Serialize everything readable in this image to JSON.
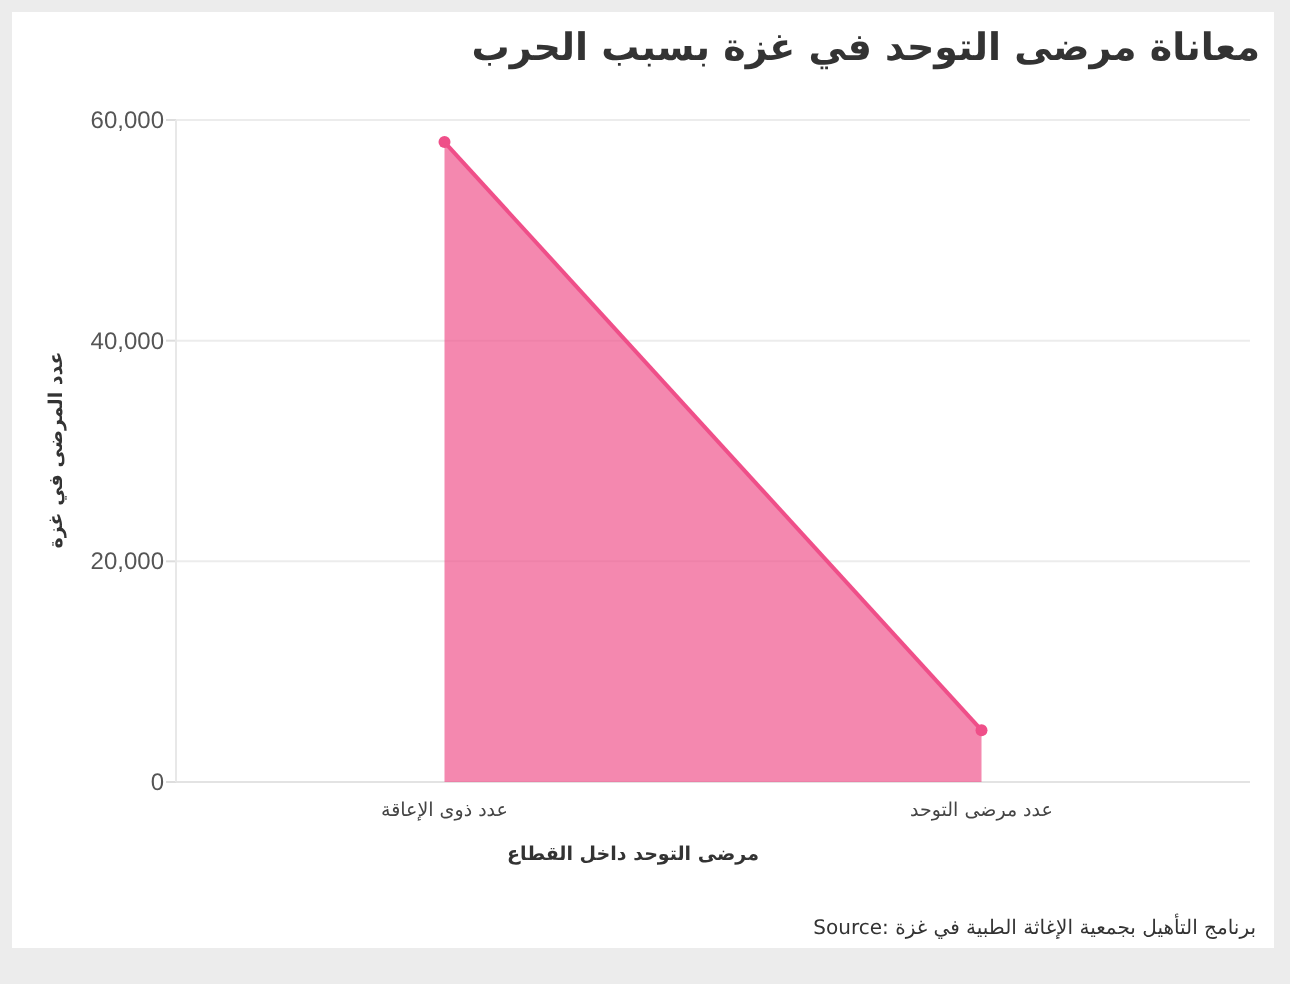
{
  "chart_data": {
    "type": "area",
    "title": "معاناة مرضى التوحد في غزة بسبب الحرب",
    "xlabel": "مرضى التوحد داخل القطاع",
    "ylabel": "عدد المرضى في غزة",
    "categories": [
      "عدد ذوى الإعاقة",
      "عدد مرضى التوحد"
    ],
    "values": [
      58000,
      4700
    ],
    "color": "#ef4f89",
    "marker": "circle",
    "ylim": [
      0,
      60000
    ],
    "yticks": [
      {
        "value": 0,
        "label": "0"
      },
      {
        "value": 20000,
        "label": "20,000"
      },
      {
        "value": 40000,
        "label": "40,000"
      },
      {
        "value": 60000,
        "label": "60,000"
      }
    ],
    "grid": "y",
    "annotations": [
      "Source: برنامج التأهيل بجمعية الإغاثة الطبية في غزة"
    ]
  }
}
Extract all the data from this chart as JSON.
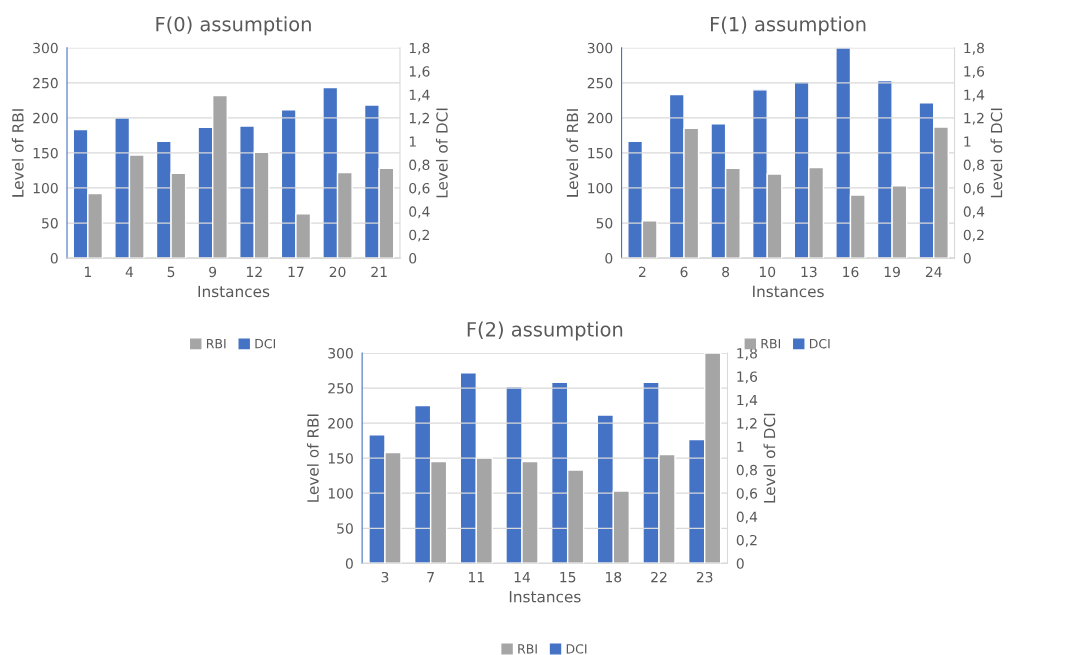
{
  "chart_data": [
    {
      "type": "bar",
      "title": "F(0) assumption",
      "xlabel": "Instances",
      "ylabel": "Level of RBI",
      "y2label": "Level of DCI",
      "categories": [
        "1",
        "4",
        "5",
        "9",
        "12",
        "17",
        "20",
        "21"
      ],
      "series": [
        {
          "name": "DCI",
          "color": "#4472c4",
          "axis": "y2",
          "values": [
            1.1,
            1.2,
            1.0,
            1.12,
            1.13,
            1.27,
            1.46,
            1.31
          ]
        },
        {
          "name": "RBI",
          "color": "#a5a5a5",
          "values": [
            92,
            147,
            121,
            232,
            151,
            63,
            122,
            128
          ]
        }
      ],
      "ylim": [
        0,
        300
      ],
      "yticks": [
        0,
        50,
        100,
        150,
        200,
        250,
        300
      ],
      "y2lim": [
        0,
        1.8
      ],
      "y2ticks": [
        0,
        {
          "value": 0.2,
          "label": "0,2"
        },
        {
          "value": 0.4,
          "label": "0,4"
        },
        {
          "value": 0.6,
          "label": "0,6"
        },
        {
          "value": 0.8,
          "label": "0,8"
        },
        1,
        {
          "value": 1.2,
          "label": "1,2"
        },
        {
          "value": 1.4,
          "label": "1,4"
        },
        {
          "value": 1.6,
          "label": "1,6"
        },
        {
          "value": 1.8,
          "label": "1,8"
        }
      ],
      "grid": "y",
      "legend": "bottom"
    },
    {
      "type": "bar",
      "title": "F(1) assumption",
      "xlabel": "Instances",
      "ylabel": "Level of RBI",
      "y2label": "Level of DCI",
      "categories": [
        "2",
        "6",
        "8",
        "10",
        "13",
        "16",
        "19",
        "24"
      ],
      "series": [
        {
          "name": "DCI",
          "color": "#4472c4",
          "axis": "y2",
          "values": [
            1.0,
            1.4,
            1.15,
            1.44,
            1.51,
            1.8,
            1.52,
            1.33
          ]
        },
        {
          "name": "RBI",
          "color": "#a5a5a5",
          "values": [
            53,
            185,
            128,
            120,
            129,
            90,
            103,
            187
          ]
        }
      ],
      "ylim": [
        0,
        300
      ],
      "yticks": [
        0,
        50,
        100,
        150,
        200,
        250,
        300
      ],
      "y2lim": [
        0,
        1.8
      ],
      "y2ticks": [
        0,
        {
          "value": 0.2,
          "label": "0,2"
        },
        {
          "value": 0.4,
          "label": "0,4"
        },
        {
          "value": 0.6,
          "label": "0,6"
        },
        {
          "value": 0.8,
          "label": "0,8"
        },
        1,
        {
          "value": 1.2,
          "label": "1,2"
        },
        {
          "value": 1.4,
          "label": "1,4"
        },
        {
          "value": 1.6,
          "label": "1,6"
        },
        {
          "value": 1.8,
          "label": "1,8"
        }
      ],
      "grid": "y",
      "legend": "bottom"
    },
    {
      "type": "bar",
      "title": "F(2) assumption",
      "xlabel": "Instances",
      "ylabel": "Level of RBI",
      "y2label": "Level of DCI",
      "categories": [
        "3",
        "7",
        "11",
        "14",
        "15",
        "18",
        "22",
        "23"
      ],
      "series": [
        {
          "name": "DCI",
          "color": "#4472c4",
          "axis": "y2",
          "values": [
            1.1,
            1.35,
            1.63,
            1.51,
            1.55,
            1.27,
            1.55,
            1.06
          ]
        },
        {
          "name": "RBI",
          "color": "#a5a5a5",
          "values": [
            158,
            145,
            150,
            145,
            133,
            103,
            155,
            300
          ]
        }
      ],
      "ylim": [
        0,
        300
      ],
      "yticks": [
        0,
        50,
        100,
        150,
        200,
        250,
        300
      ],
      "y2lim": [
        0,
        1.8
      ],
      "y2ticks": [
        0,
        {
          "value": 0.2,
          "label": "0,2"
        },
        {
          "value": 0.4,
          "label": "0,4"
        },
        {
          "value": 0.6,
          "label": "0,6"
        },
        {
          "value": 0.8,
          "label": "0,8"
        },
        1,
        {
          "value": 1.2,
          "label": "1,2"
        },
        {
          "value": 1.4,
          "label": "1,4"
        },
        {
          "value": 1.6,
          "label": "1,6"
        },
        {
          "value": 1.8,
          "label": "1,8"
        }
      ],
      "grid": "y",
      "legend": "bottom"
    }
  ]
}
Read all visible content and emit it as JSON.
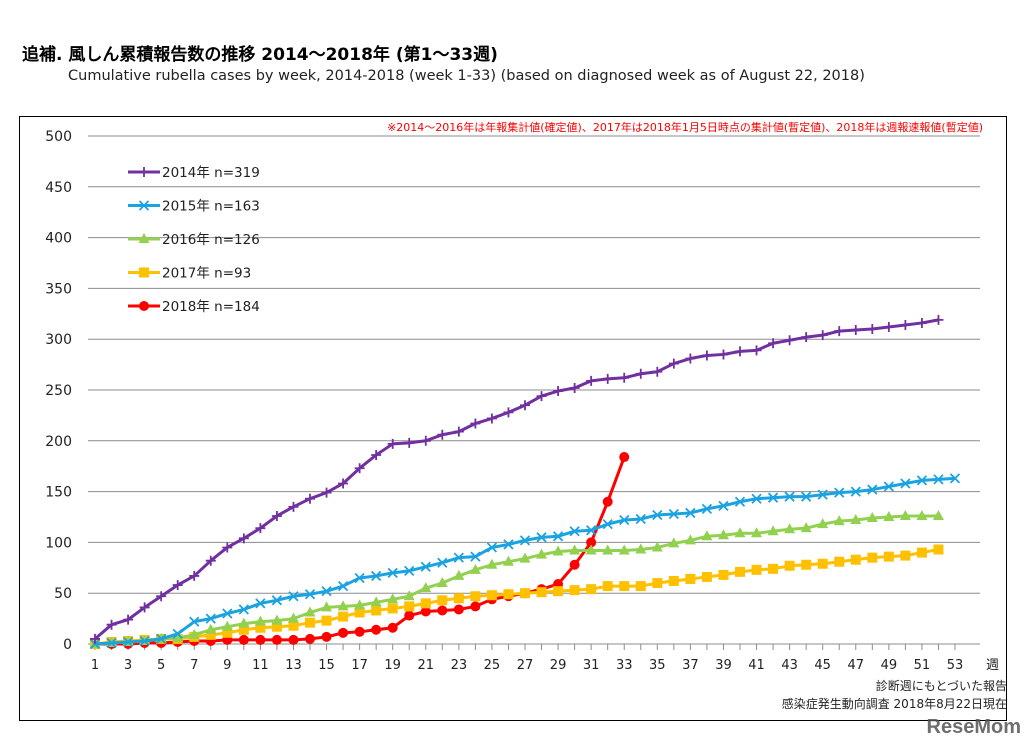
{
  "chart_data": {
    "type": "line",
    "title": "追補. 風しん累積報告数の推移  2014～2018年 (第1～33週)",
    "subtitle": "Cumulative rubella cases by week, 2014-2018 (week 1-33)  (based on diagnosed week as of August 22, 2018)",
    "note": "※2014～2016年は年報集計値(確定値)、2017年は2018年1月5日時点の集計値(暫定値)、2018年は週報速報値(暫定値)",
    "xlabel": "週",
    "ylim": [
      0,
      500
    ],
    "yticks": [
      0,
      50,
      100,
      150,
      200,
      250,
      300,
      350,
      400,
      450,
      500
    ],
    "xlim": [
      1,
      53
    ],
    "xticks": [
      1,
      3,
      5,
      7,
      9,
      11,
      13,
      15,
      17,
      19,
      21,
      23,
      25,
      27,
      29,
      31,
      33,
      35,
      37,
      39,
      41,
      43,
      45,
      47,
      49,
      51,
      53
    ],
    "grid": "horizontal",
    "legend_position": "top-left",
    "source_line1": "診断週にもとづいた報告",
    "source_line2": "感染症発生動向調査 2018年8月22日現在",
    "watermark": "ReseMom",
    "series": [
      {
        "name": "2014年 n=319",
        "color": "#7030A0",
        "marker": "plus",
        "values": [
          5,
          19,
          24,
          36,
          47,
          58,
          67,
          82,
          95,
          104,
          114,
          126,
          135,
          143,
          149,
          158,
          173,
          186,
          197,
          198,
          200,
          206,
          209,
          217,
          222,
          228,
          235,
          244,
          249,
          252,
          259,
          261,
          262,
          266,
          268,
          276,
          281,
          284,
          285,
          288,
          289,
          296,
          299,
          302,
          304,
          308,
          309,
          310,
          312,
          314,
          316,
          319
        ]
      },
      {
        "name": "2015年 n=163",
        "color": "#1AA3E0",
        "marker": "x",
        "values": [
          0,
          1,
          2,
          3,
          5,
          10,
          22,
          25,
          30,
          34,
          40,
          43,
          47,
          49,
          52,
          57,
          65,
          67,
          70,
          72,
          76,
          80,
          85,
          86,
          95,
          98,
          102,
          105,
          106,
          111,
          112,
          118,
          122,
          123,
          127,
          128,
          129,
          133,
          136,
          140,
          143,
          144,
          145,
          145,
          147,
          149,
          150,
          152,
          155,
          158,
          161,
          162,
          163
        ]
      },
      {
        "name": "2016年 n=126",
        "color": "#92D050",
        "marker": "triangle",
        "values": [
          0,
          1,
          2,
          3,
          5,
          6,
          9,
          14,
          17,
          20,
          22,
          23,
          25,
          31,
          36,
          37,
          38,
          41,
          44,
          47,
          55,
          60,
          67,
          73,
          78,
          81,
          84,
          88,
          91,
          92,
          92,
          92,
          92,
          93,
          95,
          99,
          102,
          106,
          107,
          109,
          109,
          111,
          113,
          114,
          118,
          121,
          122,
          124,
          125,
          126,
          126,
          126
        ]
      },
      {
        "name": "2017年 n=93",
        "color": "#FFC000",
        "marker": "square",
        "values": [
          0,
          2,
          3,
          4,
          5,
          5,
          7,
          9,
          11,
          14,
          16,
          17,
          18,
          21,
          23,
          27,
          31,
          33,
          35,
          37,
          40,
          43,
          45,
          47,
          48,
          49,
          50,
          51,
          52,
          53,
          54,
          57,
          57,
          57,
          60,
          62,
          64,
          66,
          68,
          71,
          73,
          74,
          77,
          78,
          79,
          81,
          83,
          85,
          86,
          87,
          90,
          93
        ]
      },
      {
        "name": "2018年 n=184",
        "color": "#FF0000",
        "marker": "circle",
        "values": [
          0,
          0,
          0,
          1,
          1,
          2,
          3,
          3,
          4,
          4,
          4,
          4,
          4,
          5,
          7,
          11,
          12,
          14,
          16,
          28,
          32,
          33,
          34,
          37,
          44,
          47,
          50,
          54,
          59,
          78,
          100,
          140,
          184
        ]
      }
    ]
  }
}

[Your instructions]
Copy every line of the listing where the word "JSON" appears.

[Output below]
Serialize everything readable in this image to JSON.
Extract all the data from this chart as JSON.
Read all visible content and emit it as JSON.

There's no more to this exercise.